• _The exercise_
Pull out every line with the word "from".

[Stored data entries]
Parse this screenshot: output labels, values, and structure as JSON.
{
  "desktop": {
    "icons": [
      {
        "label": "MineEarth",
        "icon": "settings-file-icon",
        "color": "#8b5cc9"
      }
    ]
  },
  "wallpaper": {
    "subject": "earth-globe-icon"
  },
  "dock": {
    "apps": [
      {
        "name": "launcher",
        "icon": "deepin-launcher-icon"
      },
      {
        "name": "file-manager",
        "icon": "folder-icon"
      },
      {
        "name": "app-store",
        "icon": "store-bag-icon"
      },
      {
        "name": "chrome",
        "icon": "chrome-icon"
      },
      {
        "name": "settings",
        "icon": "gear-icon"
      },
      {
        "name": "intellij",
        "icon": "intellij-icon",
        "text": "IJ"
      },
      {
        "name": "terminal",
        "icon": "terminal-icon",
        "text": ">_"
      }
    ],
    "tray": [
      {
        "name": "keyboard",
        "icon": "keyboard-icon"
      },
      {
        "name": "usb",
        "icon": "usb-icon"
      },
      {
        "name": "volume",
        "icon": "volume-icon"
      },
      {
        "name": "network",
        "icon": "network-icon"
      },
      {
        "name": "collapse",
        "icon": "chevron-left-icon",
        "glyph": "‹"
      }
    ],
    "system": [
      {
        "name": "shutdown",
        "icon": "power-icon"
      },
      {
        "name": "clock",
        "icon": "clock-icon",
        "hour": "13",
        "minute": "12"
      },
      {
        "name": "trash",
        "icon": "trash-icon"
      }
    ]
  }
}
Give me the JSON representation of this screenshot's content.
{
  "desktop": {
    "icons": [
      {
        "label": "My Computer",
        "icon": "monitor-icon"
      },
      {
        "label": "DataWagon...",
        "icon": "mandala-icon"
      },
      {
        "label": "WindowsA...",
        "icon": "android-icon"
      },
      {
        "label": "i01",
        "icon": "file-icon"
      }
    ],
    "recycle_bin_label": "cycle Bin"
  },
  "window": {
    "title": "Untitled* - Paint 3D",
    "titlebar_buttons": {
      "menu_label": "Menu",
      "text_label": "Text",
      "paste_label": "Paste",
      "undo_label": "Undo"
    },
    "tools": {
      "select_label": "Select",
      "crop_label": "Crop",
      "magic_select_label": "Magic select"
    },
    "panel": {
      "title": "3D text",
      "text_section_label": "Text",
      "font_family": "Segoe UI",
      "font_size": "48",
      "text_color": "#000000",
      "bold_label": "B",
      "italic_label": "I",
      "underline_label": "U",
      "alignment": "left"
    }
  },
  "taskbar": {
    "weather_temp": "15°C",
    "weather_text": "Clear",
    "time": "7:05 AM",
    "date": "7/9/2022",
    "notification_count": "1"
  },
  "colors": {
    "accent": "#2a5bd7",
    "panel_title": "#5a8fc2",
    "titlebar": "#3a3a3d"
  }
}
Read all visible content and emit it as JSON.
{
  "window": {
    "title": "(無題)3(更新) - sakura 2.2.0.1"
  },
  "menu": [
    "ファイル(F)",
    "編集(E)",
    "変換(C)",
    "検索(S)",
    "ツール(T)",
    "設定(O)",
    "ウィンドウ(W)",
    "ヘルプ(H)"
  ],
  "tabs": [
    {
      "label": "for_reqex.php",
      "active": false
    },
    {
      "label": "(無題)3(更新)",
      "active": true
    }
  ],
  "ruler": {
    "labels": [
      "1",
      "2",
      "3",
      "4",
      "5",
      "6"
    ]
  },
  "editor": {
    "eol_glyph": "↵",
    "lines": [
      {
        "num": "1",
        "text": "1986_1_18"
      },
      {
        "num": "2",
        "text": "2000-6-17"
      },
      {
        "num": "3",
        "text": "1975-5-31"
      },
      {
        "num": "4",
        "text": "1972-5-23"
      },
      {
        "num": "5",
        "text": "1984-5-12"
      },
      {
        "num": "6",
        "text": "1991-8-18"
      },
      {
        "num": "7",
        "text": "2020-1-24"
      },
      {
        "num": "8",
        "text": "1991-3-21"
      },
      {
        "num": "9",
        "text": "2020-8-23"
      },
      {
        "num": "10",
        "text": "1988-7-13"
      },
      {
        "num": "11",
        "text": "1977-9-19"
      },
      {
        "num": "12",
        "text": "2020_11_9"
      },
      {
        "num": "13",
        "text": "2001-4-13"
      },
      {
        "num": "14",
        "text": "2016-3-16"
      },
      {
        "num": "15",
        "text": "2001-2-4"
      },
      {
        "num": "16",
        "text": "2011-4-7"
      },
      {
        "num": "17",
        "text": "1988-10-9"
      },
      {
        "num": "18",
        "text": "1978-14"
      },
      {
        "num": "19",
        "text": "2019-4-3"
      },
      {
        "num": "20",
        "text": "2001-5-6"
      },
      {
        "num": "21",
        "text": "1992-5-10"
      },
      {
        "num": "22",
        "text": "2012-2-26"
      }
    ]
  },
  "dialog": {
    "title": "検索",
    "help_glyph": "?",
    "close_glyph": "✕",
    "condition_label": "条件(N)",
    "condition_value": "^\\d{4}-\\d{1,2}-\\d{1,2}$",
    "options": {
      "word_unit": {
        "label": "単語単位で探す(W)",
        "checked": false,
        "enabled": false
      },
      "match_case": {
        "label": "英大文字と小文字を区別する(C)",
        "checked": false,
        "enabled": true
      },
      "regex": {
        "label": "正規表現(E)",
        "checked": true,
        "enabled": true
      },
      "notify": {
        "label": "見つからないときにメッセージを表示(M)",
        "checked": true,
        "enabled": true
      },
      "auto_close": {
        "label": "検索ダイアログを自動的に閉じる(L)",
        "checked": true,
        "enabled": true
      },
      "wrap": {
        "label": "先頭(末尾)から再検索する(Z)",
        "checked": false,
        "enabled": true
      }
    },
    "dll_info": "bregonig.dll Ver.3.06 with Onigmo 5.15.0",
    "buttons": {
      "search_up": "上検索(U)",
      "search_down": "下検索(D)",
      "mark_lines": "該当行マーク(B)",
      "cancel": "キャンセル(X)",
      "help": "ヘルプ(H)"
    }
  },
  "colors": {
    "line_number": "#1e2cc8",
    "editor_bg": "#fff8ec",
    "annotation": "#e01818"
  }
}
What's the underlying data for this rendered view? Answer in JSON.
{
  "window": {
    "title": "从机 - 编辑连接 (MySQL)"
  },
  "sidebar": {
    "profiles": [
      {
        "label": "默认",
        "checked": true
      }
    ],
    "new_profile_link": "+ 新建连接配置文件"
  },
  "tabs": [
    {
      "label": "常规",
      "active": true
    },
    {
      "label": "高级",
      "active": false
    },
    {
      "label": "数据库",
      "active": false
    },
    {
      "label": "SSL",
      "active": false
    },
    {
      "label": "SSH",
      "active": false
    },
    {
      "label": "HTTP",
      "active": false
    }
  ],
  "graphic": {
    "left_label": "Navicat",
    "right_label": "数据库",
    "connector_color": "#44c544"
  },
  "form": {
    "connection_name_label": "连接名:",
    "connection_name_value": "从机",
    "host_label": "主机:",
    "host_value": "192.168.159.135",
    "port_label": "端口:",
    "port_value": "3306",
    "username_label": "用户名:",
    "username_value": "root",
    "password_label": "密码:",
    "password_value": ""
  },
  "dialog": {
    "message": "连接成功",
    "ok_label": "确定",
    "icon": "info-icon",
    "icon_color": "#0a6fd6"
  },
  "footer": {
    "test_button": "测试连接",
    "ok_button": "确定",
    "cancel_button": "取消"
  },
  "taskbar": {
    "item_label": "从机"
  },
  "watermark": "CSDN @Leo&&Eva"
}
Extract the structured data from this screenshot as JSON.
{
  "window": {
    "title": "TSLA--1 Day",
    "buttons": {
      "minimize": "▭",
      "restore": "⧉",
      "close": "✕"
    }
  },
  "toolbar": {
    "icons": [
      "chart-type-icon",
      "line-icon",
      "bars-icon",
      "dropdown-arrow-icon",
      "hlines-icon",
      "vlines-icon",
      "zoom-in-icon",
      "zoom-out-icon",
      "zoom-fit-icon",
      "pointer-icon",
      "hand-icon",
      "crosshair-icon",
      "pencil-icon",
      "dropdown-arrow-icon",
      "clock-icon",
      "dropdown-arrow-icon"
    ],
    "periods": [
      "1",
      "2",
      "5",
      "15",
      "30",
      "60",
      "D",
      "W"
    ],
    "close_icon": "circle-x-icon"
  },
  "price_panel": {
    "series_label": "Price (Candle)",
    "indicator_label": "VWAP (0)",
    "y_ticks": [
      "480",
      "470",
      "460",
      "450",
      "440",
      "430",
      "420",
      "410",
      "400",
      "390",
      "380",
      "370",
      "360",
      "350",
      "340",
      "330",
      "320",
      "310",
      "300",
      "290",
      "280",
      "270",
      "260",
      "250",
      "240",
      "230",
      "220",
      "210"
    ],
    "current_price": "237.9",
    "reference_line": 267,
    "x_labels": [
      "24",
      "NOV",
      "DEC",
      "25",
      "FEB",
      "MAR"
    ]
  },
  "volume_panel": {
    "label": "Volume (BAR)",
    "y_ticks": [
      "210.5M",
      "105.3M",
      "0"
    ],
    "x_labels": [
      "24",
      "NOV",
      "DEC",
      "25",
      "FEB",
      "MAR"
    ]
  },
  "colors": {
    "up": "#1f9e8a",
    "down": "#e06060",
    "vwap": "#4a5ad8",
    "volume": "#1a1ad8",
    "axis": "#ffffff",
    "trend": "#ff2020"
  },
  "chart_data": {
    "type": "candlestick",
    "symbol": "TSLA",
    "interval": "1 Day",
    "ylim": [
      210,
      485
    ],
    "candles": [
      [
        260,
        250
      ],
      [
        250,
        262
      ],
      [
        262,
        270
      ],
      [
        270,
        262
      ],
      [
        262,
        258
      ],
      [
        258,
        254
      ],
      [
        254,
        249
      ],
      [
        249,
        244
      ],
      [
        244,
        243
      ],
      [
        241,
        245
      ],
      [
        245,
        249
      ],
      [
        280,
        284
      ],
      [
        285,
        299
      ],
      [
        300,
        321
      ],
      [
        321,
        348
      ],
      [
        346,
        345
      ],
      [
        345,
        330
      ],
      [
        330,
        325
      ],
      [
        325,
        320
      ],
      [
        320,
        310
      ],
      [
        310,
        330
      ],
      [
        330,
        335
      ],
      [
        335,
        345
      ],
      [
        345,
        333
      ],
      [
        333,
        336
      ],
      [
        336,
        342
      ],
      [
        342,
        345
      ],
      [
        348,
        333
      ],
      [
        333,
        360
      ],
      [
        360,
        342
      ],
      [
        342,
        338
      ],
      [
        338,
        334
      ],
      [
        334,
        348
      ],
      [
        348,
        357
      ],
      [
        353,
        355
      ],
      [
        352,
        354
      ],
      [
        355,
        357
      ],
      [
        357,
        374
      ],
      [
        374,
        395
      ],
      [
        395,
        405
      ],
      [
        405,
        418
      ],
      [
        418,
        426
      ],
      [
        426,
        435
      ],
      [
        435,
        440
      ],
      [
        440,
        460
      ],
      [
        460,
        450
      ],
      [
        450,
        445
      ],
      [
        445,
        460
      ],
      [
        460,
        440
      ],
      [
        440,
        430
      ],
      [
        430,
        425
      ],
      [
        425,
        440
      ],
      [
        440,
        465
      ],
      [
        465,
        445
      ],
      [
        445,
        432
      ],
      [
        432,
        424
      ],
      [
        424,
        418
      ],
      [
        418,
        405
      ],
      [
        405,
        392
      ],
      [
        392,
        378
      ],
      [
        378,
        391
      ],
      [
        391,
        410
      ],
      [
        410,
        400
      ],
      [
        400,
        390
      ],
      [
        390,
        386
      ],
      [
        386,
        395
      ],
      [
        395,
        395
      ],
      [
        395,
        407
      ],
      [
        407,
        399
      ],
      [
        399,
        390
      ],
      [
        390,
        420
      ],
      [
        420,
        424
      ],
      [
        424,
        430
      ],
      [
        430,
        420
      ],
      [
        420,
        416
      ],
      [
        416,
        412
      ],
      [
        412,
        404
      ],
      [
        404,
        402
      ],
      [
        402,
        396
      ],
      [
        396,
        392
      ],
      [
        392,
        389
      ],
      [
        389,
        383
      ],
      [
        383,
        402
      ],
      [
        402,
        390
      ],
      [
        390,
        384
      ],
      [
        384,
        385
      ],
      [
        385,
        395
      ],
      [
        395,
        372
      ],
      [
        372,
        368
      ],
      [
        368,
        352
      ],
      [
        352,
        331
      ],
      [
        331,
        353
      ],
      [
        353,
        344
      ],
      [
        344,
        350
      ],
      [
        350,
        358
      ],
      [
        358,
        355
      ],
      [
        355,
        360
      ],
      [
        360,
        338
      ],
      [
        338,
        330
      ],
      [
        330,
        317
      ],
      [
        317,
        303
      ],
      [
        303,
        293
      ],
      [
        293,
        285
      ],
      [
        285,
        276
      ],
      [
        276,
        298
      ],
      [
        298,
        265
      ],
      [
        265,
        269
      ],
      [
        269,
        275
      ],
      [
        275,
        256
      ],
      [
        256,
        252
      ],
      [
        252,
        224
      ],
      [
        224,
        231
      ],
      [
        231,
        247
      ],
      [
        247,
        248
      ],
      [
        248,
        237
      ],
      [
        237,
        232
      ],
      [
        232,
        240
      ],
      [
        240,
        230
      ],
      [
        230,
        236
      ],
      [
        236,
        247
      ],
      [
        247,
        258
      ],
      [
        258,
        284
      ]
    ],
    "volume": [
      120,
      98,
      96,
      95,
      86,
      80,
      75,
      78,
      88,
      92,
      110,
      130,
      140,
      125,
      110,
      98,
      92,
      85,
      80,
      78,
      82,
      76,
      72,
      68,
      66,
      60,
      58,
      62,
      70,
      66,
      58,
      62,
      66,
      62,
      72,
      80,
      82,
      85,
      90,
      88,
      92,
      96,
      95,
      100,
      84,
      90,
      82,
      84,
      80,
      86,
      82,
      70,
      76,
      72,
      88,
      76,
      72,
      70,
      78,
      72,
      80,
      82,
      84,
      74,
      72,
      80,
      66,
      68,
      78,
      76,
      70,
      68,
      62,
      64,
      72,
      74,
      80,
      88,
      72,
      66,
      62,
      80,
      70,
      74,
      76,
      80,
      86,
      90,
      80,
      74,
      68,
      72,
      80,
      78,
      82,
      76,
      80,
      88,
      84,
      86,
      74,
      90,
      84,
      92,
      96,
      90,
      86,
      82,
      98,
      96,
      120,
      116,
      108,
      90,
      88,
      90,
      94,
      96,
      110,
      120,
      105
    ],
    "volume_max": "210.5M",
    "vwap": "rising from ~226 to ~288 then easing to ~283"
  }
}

• _Exercise solution_
Extract the structured data from this screenshot as JSON.
    "vwap": "rising from ~226 to ~288 then easing to ~283"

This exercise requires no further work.